## DESCRIPTION OF THE TASK:
Work out how many lines of the records hold the string "attachment", and reply with that number alone.

## DATA LISTING:
+ + + +

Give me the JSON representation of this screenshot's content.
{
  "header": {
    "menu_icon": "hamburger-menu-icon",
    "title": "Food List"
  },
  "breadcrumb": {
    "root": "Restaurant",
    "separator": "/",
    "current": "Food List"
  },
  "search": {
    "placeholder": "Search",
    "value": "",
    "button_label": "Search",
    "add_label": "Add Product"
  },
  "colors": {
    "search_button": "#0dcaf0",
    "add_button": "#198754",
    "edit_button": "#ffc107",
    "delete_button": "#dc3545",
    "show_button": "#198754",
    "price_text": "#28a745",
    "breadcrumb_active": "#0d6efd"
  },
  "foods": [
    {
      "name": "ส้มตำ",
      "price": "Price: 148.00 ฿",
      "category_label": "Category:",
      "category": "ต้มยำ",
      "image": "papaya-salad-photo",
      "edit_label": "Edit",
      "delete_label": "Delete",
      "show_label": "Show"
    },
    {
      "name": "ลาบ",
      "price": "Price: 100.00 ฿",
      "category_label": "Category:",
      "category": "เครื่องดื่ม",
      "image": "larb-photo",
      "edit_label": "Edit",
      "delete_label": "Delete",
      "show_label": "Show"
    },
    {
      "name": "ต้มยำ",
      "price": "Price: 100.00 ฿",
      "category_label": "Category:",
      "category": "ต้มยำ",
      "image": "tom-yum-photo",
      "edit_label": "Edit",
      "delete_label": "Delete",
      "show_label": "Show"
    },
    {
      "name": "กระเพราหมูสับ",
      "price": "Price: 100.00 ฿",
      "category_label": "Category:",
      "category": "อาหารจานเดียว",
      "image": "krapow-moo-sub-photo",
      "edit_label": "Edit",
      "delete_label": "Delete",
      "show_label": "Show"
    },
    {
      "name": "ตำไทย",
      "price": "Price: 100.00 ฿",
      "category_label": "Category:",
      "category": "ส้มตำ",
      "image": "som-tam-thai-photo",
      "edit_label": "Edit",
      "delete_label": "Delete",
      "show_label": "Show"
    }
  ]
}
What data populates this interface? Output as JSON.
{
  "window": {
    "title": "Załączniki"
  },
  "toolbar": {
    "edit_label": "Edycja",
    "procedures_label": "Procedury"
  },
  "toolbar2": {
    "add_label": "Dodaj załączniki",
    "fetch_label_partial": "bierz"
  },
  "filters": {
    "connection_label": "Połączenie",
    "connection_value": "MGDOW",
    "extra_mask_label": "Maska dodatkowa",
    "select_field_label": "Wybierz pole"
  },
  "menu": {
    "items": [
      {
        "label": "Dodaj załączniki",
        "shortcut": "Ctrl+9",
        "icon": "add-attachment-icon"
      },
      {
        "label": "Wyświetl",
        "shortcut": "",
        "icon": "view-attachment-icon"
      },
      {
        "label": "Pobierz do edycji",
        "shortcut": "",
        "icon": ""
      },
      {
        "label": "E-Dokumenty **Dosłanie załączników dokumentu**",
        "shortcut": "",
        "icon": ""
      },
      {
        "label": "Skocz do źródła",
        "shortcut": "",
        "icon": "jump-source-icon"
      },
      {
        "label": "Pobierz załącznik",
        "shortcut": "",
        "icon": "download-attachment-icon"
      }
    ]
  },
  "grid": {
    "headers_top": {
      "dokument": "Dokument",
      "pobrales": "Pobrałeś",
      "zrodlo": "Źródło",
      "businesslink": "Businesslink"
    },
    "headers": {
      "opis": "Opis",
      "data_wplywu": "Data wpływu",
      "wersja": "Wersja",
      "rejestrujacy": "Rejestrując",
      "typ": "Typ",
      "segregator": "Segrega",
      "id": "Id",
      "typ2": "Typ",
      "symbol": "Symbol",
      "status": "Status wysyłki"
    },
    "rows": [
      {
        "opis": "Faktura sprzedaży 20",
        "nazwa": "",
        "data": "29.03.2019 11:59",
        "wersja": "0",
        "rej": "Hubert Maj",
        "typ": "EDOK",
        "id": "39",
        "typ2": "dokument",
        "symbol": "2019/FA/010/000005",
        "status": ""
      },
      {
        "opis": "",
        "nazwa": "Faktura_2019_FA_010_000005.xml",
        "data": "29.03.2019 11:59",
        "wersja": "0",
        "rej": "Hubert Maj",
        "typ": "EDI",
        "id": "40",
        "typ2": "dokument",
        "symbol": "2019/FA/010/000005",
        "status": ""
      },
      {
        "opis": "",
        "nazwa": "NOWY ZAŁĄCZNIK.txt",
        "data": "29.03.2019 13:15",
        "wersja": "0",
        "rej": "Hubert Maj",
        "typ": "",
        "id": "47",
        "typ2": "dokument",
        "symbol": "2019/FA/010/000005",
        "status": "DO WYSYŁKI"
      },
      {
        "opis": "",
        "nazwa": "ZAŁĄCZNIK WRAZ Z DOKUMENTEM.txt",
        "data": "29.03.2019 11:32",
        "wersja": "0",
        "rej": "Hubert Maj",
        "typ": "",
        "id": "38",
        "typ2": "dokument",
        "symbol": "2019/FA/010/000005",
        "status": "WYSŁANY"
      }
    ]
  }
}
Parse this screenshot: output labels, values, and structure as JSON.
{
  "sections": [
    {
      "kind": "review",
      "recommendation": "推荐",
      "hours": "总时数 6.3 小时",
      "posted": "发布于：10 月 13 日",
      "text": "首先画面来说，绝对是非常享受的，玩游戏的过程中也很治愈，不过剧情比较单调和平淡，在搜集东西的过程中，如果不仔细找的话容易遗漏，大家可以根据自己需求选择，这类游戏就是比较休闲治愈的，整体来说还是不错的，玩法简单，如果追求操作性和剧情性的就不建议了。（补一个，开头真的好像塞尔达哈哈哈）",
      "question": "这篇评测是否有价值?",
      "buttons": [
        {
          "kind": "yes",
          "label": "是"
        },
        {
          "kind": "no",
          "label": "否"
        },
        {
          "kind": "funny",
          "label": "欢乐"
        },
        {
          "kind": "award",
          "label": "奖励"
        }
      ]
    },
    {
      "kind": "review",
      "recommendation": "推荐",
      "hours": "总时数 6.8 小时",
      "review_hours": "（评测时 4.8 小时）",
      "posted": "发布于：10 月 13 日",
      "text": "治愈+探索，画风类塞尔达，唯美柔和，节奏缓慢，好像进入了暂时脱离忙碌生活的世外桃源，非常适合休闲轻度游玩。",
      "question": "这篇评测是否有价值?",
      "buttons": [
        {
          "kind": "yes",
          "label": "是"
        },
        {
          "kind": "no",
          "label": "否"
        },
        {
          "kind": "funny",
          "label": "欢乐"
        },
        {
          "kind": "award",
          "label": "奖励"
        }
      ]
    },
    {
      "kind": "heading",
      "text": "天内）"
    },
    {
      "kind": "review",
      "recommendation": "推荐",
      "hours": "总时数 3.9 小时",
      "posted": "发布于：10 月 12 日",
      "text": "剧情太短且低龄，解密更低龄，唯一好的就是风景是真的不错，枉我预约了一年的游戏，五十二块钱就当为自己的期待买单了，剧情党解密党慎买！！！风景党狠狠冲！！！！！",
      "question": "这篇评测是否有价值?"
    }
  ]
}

+ + + +

## THE OUTPUT:
3